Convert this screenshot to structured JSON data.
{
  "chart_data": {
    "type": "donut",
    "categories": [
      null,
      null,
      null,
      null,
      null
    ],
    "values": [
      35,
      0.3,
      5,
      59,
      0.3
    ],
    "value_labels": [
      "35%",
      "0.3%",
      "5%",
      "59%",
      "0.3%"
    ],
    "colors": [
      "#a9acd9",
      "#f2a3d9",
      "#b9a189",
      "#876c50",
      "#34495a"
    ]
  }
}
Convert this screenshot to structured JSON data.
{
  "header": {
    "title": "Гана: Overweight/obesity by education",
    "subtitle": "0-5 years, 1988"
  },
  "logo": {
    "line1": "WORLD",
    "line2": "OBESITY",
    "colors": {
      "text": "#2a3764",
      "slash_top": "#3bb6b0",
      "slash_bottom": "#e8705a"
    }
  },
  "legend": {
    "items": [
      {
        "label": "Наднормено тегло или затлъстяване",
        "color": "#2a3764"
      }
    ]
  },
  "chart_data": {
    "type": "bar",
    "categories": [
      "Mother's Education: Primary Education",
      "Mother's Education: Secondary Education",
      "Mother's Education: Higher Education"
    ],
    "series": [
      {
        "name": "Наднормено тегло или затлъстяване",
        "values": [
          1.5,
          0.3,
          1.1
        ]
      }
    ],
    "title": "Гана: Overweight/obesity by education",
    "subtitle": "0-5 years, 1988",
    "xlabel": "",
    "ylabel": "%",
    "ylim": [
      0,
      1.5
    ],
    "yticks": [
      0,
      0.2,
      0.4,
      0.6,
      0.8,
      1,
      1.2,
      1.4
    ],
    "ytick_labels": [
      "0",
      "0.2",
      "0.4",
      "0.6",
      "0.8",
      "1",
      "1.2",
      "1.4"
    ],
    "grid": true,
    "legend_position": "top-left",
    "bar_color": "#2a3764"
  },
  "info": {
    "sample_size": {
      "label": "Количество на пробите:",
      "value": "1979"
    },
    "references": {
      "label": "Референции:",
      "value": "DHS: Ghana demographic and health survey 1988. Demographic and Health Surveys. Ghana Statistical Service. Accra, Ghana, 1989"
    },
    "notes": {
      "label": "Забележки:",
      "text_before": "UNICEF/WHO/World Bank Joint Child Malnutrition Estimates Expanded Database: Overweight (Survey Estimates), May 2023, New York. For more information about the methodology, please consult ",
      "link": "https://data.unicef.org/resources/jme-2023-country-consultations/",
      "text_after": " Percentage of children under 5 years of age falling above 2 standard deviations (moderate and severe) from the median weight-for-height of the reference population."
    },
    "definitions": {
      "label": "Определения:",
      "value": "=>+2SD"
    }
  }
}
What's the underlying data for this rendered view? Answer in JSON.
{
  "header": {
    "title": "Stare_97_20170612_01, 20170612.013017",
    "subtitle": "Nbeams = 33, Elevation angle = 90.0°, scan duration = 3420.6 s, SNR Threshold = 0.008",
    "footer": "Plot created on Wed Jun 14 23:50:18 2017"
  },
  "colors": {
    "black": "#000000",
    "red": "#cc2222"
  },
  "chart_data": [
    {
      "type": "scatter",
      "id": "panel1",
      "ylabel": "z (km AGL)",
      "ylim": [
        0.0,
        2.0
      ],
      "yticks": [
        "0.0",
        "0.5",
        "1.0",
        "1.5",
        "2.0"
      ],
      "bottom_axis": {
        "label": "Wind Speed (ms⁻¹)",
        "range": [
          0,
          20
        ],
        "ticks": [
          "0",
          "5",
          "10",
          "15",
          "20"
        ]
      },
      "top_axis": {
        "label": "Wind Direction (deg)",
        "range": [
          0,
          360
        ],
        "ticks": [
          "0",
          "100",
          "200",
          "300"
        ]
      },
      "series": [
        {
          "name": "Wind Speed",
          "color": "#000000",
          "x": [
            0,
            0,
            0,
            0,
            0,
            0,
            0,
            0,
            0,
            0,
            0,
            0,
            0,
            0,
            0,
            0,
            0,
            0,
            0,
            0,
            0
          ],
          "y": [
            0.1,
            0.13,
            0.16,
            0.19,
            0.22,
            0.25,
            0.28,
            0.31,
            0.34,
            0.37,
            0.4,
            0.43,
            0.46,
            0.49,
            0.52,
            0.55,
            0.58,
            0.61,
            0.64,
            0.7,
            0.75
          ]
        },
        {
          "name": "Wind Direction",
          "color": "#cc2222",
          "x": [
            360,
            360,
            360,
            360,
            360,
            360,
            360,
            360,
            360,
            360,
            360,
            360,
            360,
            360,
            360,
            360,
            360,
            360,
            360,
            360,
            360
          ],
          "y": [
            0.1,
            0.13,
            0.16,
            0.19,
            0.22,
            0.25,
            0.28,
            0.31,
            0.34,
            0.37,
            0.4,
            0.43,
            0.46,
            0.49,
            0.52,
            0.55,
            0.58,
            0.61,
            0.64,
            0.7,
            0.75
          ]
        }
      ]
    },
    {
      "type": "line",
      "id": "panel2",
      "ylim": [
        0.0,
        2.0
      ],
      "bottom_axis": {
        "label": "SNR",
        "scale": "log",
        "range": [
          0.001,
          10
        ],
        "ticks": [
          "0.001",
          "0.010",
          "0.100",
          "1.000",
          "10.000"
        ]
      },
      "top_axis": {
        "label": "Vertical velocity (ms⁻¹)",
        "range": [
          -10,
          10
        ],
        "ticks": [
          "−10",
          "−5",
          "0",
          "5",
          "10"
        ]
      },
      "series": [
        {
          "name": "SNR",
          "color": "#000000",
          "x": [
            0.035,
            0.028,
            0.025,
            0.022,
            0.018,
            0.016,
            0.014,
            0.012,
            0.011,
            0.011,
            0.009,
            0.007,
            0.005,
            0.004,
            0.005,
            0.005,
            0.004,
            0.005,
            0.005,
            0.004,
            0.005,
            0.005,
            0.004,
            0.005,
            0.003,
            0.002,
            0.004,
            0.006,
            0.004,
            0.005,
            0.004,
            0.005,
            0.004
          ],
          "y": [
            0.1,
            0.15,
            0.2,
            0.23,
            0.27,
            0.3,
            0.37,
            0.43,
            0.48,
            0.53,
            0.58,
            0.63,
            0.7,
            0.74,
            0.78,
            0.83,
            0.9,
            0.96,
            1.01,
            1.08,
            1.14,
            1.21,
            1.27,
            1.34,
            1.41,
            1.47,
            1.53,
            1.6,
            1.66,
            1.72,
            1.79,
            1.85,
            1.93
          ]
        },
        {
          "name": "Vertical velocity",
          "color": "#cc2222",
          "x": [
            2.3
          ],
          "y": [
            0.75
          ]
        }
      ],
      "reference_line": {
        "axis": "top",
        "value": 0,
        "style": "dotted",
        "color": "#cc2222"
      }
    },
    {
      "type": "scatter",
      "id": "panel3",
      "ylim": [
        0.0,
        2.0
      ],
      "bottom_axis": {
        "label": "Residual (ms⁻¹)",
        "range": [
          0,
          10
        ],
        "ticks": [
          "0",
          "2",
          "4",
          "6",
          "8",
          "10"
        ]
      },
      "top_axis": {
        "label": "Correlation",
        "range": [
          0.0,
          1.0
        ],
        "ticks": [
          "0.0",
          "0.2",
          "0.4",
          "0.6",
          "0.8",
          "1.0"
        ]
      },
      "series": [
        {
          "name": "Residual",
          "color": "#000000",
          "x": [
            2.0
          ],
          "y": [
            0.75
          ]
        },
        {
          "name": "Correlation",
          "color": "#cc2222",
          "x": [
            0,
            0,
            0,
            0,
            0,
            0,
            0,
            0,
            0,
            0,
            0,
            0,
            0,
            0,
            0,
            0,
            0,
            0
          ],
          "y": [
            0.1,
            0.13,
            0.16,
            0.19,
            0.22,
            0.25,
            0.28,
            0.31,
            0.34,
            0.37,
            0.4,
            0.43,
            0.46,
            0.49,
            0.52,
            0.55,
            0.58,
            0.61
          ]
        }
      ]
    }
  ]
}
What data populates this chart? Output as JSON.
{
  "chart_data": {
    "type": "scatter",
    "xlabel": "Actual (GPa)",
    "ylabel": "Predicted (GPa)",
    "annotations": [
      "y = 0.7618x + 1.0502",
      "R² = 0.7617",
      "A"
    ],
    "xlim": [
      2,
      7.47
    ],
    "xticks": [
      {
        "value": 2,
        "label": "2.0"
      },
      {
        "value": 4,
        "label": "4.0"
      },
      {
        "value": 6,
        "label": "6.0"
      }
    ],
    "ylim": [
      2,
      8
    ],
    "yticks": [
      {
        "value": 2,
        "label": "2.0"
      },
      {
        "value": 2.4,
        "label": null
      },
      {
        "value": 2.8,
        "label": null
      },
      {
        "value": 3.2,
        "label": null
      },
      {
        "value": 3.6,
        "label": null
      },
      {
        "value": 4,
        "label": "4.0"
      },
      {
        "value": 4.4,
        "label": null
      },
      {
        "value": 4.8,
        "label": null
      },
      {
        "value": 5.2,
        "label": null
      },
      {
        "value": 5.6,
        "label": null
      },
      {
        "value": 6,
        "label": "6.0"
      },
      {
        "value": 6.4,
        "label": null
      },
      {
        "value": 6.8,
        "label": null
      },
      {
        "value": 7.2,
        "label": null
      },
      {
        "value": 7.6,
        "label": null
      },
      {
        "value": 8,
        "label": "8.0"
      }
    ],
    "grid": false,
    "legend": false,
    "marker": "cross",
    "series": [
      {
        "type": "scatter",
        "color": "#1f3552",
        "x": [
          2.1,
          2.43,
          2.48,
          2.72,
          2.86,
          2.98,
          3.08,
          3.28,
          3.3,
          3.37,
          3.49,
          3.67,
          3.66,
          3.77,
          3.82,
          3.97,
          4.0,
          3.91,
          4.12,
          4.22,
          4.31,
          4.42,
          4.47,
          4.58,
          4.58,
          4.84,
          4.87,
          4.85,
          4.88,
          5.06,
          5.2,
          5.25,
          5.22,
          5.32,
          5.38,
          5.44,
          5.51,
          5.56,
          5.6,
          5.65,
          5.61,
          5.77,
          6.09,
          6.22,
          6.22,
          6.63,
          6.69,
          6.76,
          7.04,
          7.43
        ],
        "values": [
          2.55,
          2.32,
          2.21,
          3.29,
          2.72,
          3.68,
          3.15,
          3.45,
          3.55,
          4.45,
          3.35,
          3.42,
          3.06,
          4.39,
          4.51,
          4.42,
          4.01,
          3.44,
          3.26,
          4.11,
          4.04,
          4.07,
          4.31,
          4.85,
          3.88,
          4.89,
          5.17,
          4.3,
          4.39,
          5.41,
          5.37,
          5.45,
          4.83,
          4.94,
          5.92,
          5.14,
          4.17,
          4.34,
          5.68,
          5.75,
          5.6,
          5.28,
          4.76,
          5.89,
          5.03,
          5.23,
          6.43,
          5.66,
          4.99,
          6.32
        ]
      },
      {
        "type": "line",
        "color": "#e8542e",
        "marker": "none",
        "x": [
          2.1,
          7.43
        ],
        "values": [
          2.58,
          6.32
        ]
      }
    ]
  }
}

Exercise directions |
Track down every line holding the string "scatter" and copy it.

Reply to the task |
      "type": "scatter",
      "type": "scatter",
    "type": "scatter",
        "type": "scatter",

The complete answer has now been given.